Written task »
From the material, extract verbatim every line, beginning with the line that contains "gap-diamond <box>290 113 330 153</box>" and continuing through the line that contains "gap-diamond <box>10 161 42 201</box>", with both of those lines included.

-- Begin Supplied entries --

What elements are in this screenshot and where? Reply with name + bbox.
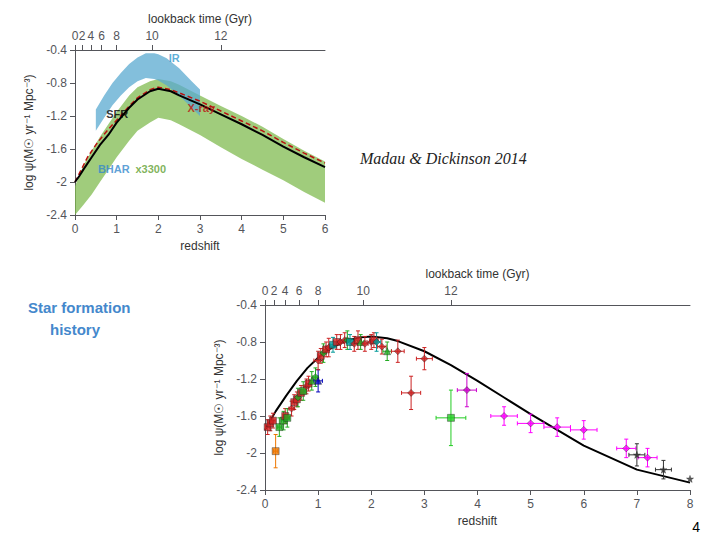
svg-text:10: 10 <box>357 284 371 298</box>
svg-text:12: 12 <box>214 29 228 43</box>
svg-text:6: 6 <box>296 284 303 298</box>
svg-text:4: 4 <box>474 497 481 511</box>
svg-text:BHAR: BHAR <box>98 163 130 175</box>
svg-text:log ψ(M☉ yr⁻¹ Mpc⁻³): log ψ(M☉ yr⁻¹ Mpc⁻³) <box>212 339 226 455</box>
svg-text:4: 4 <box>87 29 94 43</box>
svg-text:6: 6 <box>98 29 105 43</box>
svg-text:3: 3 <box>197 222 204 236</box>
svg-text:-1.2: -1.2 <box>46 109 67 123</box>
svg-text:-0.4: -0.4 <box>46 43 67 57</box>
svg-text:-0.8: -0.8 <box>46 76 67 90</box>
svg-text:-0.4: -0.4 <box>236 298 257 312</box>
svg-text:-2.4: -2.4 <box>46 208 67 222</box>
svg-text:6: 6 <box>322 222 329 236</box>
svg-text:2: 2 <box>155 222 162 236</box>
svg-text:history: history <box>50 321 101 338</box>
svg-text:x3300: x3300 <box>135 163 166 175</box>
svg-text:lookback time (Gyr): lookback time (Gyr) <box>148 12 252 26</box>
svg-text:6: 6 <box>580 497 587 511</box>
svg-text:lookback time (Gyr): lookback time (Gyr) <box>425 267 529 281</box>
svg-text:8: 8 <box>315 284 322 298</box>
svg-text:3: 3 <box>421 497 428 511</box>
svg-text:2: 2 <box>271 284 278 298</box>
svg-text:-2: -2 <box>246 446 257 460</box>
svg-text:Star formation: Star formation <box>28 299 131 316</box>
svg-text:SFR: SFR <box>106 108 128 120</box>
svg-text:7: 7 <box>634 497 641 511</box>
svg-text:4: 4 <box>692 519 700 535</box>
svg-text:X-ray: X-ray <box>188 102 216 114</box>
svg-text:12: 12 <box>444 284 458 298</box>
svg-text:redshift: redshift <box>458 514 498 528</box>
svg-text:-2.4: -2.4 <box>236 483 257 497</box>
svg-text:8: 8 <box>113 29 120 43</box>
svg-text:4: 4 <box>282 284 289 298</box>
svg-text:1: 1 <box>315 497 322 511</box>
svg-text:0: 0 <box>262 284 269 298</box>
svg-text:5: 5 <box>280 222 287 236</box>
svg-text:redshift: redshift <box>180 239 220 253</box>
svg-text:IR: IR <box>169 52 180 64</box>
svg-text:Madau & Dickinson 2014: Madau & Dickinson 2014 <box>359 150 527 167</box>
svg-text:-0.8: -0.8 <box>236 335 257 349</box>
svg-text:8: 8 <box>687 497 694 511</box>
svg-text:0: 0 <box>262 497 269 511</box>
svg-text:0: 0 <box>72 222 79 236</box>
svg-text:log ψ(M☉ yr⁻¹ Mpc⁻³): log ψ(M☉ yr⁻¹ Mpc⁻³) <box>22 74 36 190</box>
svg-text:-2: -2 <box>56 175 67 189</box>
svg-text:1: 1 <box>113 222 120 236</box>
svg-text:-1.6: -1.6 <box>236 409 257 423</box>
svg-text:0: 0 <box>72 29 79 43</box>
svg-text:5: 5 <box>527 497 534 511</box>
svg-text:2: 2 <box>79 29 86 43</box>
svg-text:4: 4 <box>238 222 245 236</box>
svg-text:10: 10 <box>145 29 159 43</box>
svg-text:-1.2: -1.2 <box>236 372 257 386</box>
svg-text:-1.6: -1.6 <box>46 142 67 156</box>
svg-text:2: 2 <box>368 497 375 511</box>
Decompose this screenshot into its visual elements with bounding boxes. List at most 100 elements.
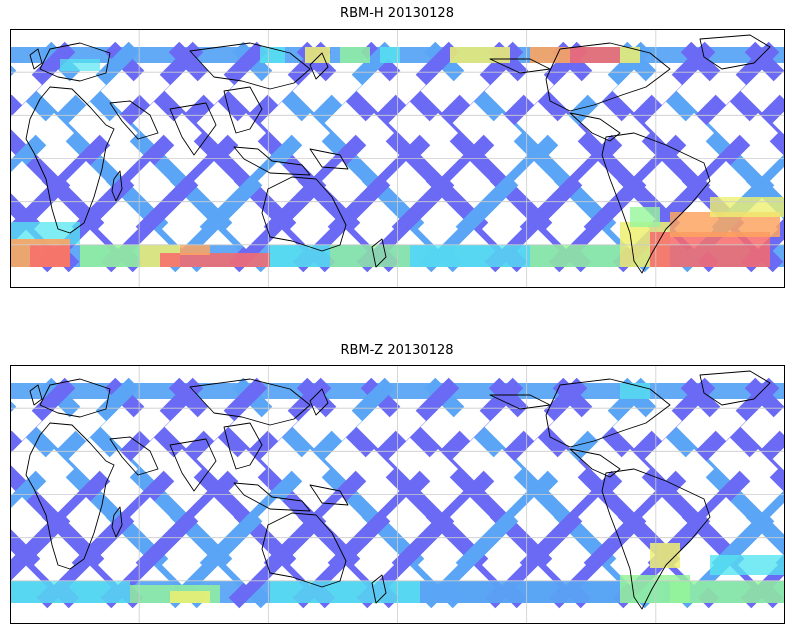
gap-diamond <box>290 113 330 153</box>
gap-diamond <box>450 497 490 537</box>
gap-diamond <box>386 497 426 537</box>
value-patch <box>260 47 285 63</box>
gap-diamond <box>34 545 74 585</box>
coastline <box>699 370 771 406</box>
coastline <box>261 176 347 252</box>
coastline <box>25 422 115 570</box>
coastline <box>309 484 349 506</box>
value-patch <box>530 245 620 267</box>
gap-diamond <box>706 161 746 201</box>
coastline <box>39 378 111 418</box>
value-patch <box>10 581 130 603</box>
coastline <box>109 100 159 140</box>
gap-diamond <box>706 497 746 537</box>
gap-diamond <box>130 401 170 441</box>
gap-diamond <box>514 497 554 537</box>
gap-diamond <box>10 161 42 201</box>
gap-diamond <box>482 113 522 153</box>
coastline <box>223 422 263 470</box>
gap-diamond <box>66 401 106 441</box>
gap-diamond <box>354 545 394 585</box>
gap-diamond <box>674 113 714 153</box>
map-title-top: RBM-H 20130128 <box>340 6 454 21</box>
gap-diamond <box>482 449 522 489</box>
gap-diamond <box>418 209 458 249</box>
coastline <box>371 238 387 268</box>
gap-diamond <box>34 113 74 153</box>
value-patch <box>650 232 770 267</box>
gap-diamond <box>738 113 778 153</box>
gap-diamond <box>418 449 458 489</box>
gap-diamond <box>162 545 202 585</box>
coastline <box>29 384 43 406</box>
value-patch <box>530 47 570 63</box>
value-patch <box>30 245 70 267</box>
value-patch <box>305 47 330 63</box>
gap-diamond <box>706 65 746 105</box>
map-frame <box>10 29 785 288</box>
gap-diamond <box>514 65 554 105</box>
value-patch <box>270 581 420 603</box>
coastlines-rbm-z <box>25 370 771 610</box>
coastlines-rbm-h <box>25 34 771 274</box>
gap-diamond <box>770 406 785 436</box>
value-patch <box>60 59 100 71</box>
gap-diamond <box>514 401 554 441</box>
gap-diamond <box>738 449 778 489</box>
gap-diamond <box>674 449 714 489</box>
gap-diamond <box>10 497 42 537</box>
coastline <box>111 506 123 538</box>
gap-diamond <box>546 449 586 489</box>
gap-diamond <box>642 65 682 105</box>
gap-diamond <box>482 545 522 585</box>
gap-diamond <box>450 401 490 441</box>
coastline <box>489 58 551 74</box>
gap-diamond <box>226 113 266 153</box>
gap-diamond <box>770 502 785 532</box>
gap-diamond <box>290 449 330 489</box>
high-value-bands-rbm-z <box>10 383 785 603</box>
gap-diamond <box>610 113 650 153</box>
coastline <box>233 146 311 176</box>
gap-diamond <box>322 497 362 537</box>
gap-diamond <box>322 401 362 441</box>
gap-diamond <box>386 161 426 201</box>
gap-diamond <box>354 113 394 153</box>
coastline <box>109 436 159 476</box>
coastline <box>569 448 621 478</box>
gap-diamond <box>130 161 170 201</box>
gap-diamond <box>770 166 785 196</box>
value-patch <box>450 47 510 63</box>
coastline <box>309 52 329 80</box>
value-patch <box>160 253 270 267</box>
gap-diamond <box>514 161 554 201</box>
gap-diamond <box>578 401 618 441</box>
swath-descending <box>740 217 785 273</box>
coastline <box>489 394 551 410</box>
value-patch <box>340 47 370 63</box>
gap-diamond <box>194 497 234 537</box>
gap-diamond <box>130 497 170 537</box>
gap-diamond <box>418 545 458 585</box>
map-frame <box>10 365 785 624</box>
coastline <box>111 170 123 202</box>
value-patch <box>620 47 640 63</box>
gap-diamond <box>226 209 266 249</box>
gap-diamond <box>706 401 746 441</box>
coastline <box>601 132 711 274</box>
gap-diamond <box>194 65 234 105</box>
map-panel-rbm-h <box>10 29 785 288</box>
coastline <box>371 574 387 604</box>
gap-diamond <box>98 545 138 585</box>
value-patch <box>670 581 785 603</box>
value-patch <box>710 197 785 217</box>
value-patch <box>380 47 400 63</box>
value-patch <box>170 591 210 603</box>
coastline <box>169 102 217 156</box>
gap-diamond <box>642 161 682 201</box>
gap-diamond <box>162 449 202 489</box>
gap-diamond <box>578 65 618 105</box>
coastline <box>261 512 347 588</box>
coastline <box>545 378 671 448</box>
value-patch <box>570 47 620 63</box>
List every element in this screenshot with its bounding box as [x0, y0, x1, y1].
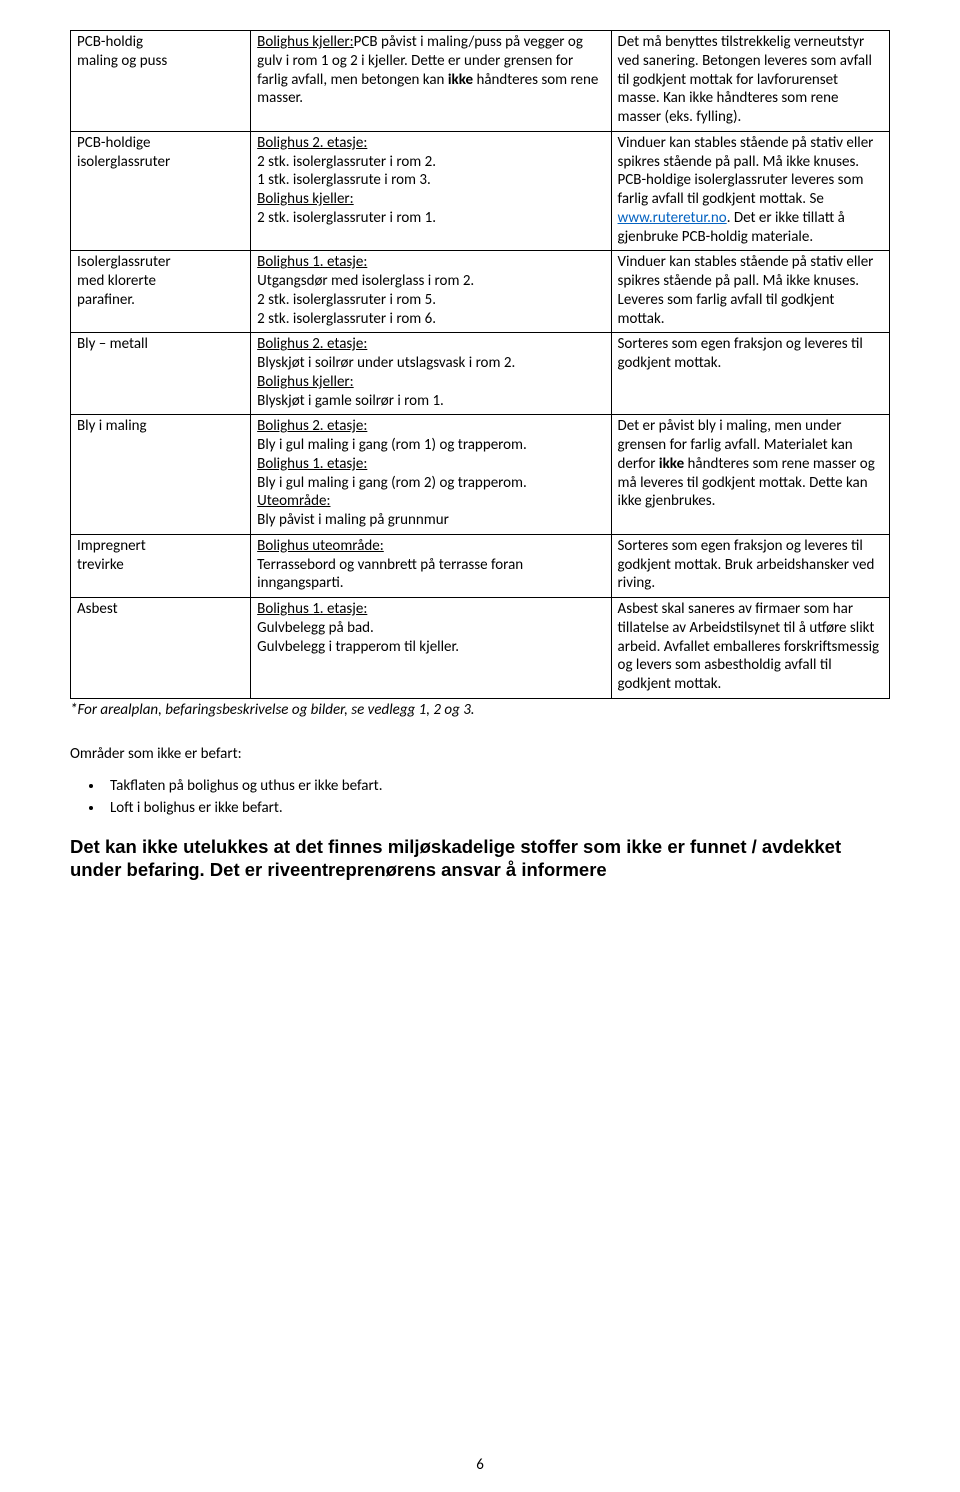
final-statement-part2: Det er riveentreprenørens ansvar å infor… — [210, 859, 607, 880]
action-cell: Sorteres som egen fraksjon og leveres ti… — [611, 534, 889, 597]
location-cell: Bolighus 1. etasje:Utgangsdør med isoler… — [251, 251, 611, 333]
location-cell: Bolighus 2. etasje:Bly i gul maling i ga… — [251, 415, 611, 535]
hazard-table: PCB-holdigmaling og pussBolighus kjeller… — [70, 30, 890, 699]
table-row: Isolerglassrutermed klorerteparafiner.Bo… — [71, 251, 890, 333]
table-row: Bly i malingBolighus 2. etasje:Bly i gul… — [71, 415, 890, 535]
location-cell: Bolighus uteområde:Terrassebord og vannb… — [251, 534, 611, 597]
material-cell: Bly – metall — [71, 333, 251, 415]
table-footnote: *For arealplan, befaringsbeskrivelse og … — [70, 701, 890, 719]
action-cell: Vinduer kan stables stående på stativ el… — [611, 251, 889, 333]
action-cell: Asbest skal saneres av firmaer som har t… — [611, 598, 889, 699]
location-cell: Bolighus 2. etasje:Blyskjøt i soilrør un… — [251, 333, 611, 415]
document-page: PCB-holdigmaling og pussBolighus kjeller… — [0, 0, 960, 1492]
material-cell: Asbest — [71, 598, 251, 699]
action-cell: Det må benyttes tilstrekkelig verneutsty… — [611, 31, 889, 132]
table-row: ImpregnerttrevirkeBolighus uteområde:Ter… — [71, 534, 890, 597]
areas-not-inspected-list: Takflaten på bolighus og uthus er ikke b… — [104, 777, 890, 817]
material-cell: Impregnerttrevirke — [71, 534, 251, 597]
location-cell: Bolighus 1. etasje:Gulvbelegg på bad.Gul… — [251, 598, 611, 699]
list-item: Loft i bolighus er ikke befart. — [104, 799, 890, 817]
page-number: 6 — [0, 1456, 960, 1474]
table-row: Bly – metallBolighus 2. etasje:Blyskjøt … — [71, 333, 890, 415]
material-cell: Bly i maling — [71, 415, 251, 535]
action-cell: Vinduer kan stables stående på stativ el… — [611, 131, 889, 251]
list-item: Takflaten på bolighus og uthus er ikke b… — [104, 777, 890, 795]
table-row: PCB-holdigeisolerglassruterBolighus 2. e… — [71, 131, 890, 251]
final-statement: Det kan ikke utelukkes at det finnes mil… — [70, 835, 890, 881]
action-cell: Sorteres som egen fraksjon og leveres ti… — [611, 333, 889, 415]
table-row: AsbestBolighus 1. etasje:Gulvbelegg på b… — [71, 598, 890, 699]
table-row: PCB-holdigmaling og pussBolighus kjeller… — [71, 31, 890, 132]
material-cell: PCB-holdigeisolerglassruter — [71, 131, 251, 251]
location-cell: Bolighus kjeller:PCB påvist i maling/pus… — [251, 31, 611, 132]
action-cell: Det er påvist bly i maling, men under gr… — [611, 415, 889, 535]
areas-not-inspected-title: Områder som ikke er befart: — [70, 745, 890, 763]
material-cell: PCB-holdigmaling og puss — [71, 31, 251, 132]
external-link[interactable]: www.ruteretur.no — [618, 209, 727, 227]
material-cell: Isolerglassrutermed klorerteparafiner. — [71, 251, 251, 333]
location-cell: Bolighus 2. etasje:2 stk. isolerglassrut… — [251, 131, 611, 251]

-- End Supplied entries --

Reply to the exercise »
gap-diamond <box>290 113 330 153</box>
gap-diamond <box>450 497 490 537</box>
gap-diamond <box>386 497 426 537</box>
value-patch <box>260 47 285 63</box>
gap-diamond <box>34 545 74 585</box>
coastline <box>699 370 771 406</box>
coastline <box>261 176 347 252</box>
coastline <box>25 422 115 570</box>
coastline <box>309 484 349 506</box>
value-patch <box>530 245 620 267</box>
gap-diamond <box>706 161 746 201</box>
coastline <box>39 378 111 418</box>
value-patch <box>10 581 130 603</box>
coastline <box>109 100 159 140</box>
gap-diamond <box>706 497 746 537</box>
gap-diamond <box>130 401 170 441</box>
gap-diamond <box>514 497 554 537</box>
gap-diamond <box>10 161 42 201</box>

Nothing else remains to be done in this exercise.